### TASK OBJECTIVE
Transcribe each line of the material as it is, and drop any picture.

### DATA SHOWN
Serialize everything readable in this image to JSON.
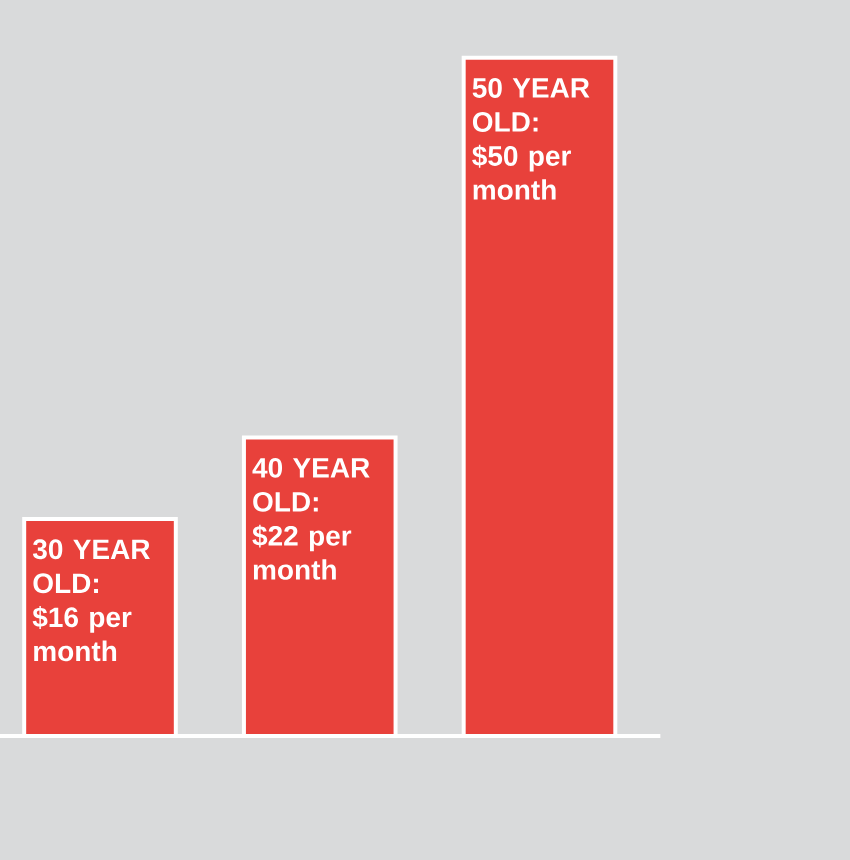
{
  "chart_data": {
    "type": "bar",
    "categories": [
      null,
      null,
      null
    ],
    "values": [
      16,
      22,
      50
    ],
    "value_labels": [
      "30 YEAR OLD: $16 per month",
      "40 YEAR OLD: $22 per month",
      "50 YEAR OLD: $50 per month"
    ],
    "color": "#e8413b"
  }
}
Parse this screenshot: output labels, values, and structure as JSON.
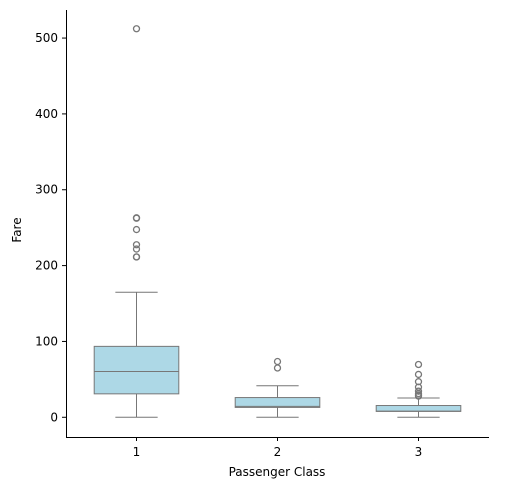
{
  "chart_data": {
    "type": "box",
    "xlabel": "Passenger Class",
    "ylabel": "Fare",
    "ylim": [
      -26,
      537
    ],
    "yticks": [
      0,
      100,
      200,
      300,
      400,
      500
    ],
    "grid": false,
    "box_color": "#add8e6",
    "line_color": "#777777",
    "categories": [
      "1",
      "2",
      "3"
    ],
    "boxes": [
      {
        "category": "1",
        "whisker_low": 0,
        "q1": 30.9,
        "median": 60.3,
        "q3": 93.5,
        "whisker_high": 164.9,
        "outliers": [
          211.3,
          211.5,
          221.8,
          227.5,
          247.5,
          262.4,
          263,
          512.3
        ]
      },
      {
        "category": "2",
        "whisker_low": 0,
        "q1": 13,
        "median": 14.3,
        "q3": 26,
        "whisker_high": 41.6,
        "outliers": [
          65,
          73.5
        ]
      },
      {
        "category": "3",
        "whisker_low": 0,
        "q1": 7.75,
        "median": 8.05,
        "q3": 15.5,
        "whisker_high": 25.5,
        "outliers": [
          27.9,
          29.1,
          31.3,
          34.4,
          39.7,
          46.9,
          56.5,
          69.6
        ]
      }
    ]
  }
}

### FINAL RESULT
Serialize everything readable in this image to JSON.
{
  "chart_data": {
    "type": "bar",
    "categories": [
      null,
      null,
      null
    ],
    "values": [
      16,
      22,
      50
    ],
    "value_labels": [
      "30 YEAR OLD: $16 per month",
      "40 YEAR OLD: $22 per month",
      "50 YEAR OLD: $50 per month"
    ],
    "color": "#e8413b"
  }
}
Parse this screenshot: output labels, values, and structure as JSON.
{
  "chart_data": {
    "type": "box",
    "xlabel": "Passenger Class",
    "ylabel": "Fare",
    "ylim": [
      -26,
      537
    ],
    "yticks": [
      0,
      100,
      200,
      300,
      400,
      500
    ],
    "grid": false,
    "box_color": "#add8e6",
    "line_color": "#777777",
    "categories": [
      "1",
      "2",
      "3"
    ],
    "boxes": [
      {
        "category": "1",
        "whisker_low": 0,
        "q1": 30.9,
        "median": 60.3,
        "q3": 93.5,
        "whisker_high": 164.9,
        "outliers": [
          211.3,
          211.5,
          221.8,
          227.5,
          247.5,
          262.4,
          263,
          512.3
        ]
      },
      {
        "category": "2",
        "whisker_low": 0,
        "q1": 13,
        "median": 14.3,
        "q3": 26,
        "whisker_high": 41.6,
        "outliers": [
          65,
          73.5
        ]
      },
      {
        "category": "3",
        "whisker_low": 0,
        "q1": 7.75,
        "median": 8.05,
        "q3": 15.5,
        "whisker_high": 25.5,
        "outliers": [
          27.9,
          29.1,
          31.3,
          34.4,
          39.7,
          46.9,
          56.5,
          69.6
        ]
      }
    ]
  }
}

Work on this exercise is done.